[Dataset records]

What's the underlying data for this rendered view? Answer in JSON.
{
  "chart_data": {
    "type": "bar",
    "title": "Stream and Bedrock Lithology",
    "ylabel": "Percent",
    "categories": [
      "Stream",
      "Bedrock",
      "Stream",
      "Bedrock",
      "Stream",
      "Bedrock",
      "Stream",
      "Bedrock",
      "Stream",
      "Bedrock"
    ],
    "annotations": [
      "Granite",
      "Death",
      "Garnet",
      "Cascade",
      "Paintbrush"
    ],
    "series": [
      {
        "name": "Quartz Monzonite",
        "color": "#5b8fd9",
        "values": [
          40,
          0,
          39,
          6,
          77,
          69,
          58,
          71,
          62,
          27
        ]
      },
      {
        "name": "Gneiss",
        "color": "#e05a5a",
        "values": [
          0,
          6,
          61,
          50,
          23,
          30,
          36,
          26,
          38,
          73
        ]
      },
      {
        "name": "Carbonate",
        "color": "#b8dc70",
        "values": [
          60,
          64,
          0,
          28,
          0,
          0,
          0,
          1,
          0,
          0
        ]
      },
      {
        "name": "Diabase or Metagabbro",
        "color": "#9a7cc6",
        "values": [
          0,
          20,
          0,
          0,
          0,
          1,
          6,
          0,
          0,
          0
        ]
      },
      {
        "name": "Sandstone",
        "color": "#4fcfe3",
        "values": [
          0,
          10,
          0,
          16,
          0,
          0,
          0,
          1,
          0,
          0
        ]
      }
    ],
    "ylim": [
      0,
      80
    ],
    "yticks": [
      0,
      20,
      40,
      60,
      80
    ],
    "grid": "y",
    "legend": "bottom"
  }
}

## Task objective
Find the word "color" in the data and show each line that holds it.

## Final result
        "color": "#5b8fd9",
        "color": "#e05a5a",
        "color": "#b8dc70",
        "color": "#9a7cc6",
        "color": "#4fcfe3",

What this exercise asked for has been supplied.